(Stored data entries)
++++++++++++++++++++

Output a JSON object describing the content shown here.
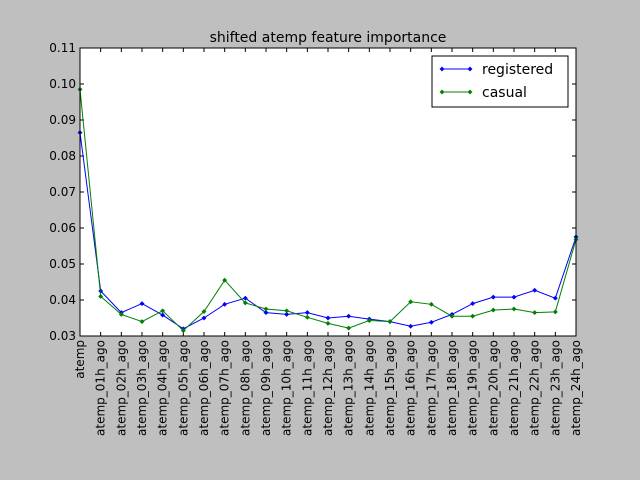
{
  "chart_data": {
    "type": "line",
    "title": "shifted atemp feature importance",
    "xlabel": "",
    "ylabel": "",
    "categories": [
      "atemp",
      "atemp_01h_ago",
      "atemp_02h_ago",
      "atemp_03h_ago",
      "atemp_04h_ago",
      "atemp_05h_ago",
      "atemp_06h_ago",
      "atemp_07h_ago",
      "atemp_08h_ago",
      "atemp_09h_ago",
      "atemp_10h_ago",
      "atemp_11h_ago",
      "atemp_12h_ago",
      "atemp_13h_ago",
      "atemp_14h_ago",
      "atemp_15h_ago",
      "atemp_16h_ago",
      "atemp_17h_ago",
      "atemp_18h_ago",
      "atemp_19h_ago",
      "atemp_20h_ago",
      "atemp_21h_ago",
      "atemp_22h_ago",
      "atemp_23h_ago",
      "atemp_24h_ago"
    ],
    "series": [
      {
        "name": "registered",
        "color": "#0000ff",
        "values": [
          0.0865,
          0.0425,
          0.0365,
          0.039,
          0.0358,
          0.032,
          0.035,
          0.0388,
          0.0405,
          0.0365,
          0.036,
          0.0365,
          0.035,
          0.0355,
          0.0347,
          0.034,
          0.0327,
          0.0338,
          0.036,
          0.039,
          0.0408,
          0.0408,
          0.0427,
          0.0405,
          0.0575
        ]
      },
      {
        "name": "casual",
        "color": "#008000",
        "values": [
          0.0985,
          0.041,
          0.036,
          0.034,
          0.037,
          0.0315,
          0.0368,
          0.0455,
          0.0392,
          0.0375,
          0.037,
          0.0352,
          0.0335,
          0.0322,
          0.0343,
          0.034,
          0.0395,
          0.0388,
          0.0355,
          0.0355,
          0.0372,
          0.0375,
          0.0365,
          0.0367,
          0.0568
        ]
      }
    ],
    "ylim": [
      0.03,
      0.11
    ],
    "yticks": [
      "0.03",
      "0.04",
      "0.05",
      "0.06",
      "0.07",
      "0.08",
      "0.09",
      "0.10",
      "0.11"
    ],
    "grid": false,
    "legend_position": "top-right"
  }
}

++++++++++++++++++++

- Task brief: Transcribe the complete set of entries verbatim. No pictures belong in the copy.

- Exercise solution:
Output a JSON object describing the content shown here.
{
  "chart_data": {
    "type": "line",
    "title": "shifted atemp feature importance",
    "xlabel": "",
    "ylabel": "",
    "categories": [
      "atemp",
      "atemp_01h_ago",
      "atemp_02h_ago",
      "atemp_03h_ago",
      "atemp_04h_ago",
      "atemp_05h_ago",
      "atemp_06h_ago",
      "atemp_07h_ago",
      "atemp_08h_ago",
      "atemp_09h_ago",
      "atemp_10h_ago",
      "atemp_11h_ago",
      "atemp_12h_ago",
      "atemp_13h_ago",
      "atemp_14h_ago",
      "atemp_15h_ago",
      "atemp_16h_ago",
      "atemp_17h_ago",
      "atemp_18h_ago",
      "atemp_19h_ago",
      "atemp_20h_ago",
      "atemp_21h_ago",
      "atemp_22h_ago",
      "atemp_23h_ago",
      "atemp_24h_ago"
    ],
    "series": [
      {
        "name": "registered",
        "color": "#0000ff",
        "values": [
          0.0865,
          0.0425,
          0.0365,
          0.039,
          0.0358,
          0.032,
          0.035,
          0.0388,
          0.0405,
          0.0365,
          0.036,
          0.0365,
          0.035,
          0.0355,
          0.0347,
          0.034,
          0.0327,
          0.0338,
          0.036,
          0.039,
          0.0408,
          0.0408,
          0.0427,
          0.0405,
          0.0575
        ]
      },
      {
        "name": "casual",
        "color": "#008000",
        "values": [
          0.0985,
          0.041,
          0.036,
          0.034,
          0.037,
          0.0315,
          0.0368,
          0.0455,
          0.0392,
          0.0375,
          0.037,
          0.0352,
          0.0335,
          0.0322,
          0.0343,
          0.034,
          0.0395,
          0.0388,
          0.0355,
          0.0355,
          0.0372,
          0.0375,
          0.0365,
          0.0367,
          0.0568
        ]
      }
    ],
    "ylim": [
      0.03,
      0.11
    ],
    "yticks": [
      "0.03",
      "0.04",
      "0.05",
      "0.06",
      "0.07",
      "0.08",
      "0.09",
      "0.10",
      "0.11"
    ],
    "grid": false,
    "legend_position": "top-right"
  }
}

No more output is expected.